--- WHAT YOU HAVE TO DO ---
List each line of the data that holds the string "Svenska".

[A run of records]
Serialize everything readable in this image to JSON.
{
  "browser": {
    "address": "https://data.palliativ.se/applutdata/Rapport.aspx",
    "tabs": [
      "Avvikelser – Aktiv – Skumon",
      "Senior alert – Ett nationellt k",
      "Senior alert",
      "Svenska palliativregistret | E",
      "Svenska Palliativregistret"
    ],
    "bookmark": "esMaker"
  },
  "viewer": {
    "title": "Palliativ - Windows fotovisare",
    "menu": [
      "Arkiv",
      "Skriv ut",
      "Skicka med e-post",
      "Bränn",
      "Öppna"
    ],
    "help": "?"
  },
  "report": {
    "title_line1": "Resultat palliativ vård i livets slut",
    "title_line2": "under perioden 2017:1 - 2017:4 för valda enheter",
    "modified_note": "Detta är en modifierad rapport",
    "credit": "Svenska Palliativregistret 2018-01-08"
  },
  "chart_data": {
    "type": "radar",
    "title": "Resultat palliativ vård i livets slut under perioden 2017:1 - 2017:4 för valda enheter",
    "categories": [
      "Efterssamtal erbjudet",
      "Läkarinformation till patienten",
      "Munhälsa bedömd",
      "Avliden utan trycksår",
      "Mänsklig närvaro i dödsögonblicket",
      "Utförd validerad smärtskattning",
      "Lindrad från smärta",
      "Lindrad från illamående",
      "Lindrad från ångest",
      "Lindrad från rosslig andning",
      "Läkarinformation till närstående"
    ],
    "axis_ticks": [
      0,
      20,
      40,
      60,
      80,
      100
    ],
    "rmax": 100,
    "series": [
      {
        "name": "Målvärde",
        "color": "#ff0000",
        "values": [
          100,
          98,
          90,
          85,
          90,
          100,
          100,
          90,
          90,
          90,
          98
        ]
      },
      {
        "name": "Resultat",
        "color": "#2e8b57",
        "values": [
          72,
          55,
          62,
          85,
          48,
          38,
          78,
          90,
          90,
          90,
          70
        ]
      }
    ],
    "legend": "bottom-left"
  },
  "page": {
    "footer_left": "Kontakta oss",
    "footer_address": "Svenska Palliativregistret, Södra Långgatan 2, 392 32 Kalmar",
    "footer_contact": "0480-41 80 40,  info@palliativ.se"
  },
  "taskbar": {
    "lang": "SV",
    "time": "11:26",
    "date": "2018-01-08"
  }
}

--- RESPONSE TO THIS EXERCISE ---
      "Svenska palliativregistret | E",
      "Svenska Palliativregistret"
    "credit": "Svenska Palliativregistret 2018-01-08"
    "footer_address": "Svenska Palliativregistret, Södra Långgatan 2, 392 32 Kalmar",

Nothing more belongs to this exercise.